* [Die Aufgabe]
Mit wie viel Prozent der VW-Aktien ist Porsche laut dem Auszug seit Oktober 2005 größter Einzelaktionär?

* [Gegebener Auszug]

===============

Innovative Umrüstung ungenutzter Kapazitäten paßte besser zur VW-Tradition als der angekündigte Abbau von
Warum nicht Fertigungsstraßen nutzen, um zukünftig Teile für den Transrapid oder CargoCap herzustellen, schlägt Gabriele Liebig in ihrem Artikel vor.
Seit Oktober 2005 ist Porsche mit 18,5 % der VW-Aktien größter Einzelaktionär des Volkswagenwerks in Wolfsburg und will seinen Aktienanteil auf 22 % aufstocken. Auf der Jahresversammlung der Porsche-Aktionäre am 26. Januar 2006 in Stuttgart erläuterte Porsche-Chef Wendelin Wiedeking noch einmal die Gründe für die Aufstockung der VW-Anteile. Man habe damit eine feindliche Übernahme durch eine Gruppe anglo-amerikanischer Hedgefonds und Beteiligungsgesellschaften abgewendet. Einige Fondsmanager und insbesondere die Bank J.P. Morgan hatten Porsche deswegen scharf kritisiert.
Am 10. Februar kündigte der VW-Konzern an, für 41,7 Millionen Euro Stammaktien aus dem eigenen Besitz einzuziehen. VW hält derzeit 13 % der in Umlauf befindlichen Aktien. Wenn sie eingezogen sind, bezieht sich der relative Porsche-Anteil nur noch auf 87 % des bisherigen Kapitals. Dadurch steigt Porsches Anteil von 22 auf 25 %. Es gilt als sicher, daß der Aufsichtsrat dem Einzug der Aktien am 24. Februar zustimmen wird. Es handelt sich nämlich um eine vorbeugende Verteidigungsmaßnahme für den Fall, daß der Europäische Gerichtshof (EGH) das VW-Gesetz demnächst verbietet. Die EU-Kommission hatte 2003 gegen das VW-Gesetz von 1960 Anklage erhoben, da es angeblich gegen die Kapitalverkehrs- und Niederlassungsfreiheit des EG-Vertrages verstoße.
Nach dem VW-Gesetz darf kein Aktionär in der Aktionärsversammlung mehr als 20 % der Stimmen geltend machen, selbst wenn er mehr Anteile besitzt. Außerdem sieht das Gesetz bei wichtigen Entscheidungen eine Sperrminorität von 20 % vor. Bislang war das Land Niedersachsen mit rund 18 % der größte Einzelaktionär, was der neoliberal eingestellten EU-Kommission schon lange ein Dorn im Auge war. Falls der EGH das VW-Gesetz demnächst verbieten sollte, wäre Porsche der größte Einzelaktionär und könnte kurzsichtige, vom Shareholder Value geprägte Fehlentscheidungen mit seiner Sperrminorität verhindern, selbst wenn Hedgefonds sich massiv bei VW einkaufen würden und Niedersachsen VW-"Tafelsilber" verkaufen müßte.

===============

Einträge zu Elementpositionen:
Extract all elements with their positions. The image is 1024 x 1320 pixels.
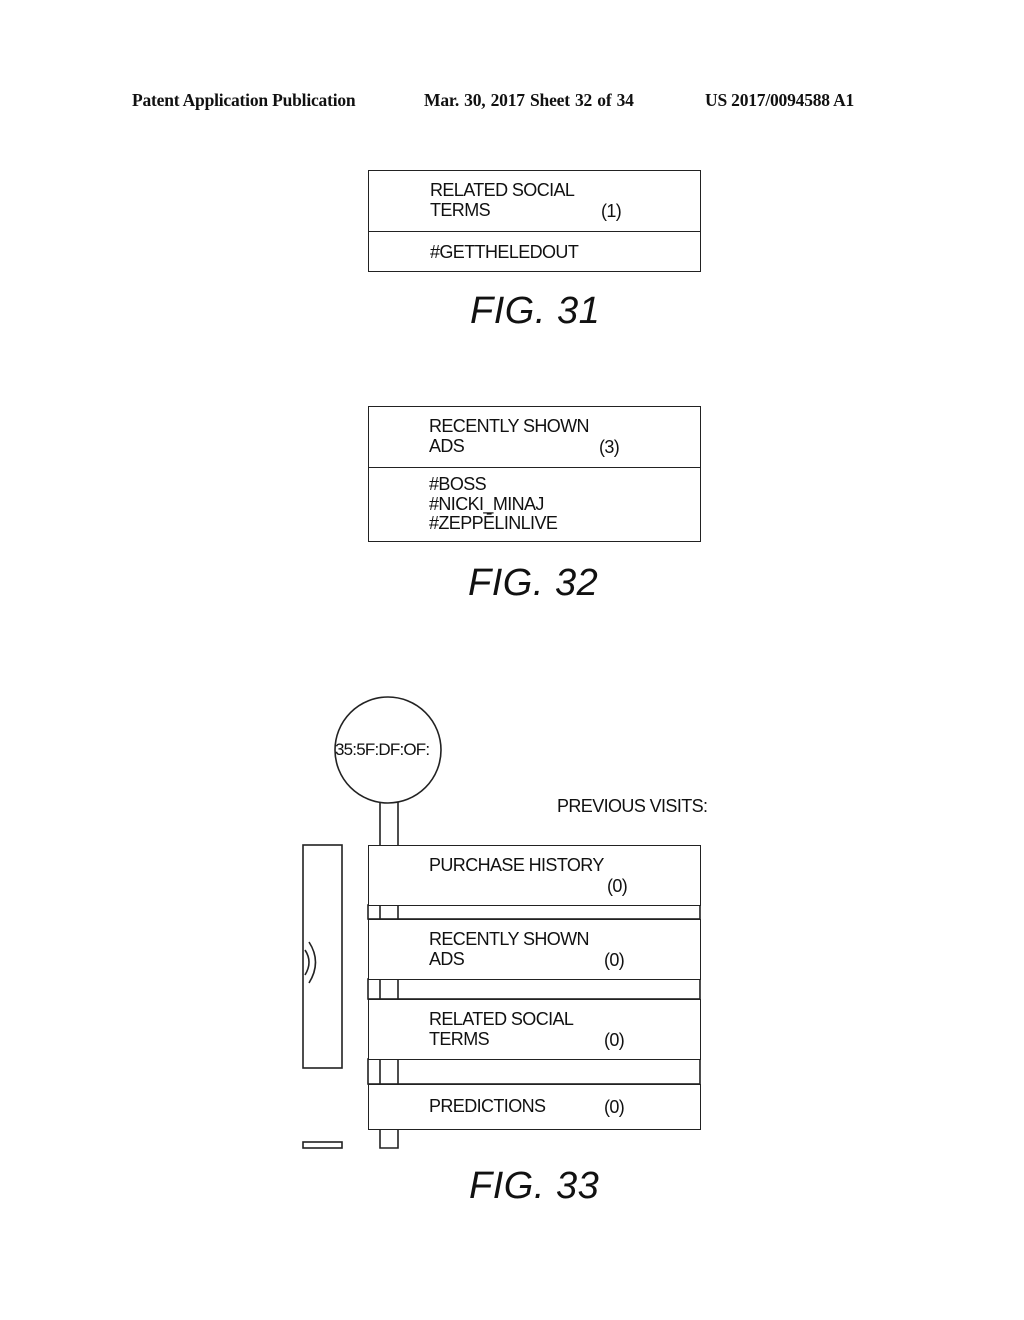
fig33-panel-purchase-history: PURCHASE HISTORY (0) bbox=[368, 845, 701, 906]
fig33-label: FIG. 33 bbox=[469, 1165, 600, 1207]
fig33-small-bar bbox=[302, 1141, 343, 1149]
panel-count: (0) bbox=[604, 1030, 625, 1050]
wireless-signal-icon bbox=[304, 941, 317, 984]
panel-title-line1: PURCHASE HISTORY bbox=[429, 855, 604, 875]
panel-count: (0) bbox=[604, 950, 625, 970]
fig33-previous-visits-label: PREVIOUS VISITS: bbox=[557, 796, 708, 816]
fig33-panel-related-social-terms: RELATED SOCIAL TERMS (0) bbox=[368, 999, 701, 1060]
panel-count: (0) bbox=[604, 1097, 625, 1117]
panel-title-line1: RELATED SOCIAL bbox=[429, 1009, 574, 1029]
fig33-panel-predictions: PREDICTIONS (0) bbox=[368, 1084, 701, 1130]
fig33-device-id: 35:5F:DF:OF: bbox=[335, 740, 430, 759]
panel-title-line2: TERMS bbox=[429, 1029, 490, 1049]
panel-title-line2: ADS bbox=[429, 949, 465, 969]
panel-title-line1: RECENTLY SHOWN bbox=[429, 929, 590, 949]
fig33-panel-recently-shown-ads: RECENTLY SHOWN ADS (0) bbox=[368, 919, 701, 980]
panel-count: (0) bbox=[607, 876, 628, 896]
panel-title-line1: PREDICTIONS bbox=[429, 1096, 546, 1116]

===============

* [Richtige Antwort]
Mit 18,5 % der VW-Aktien.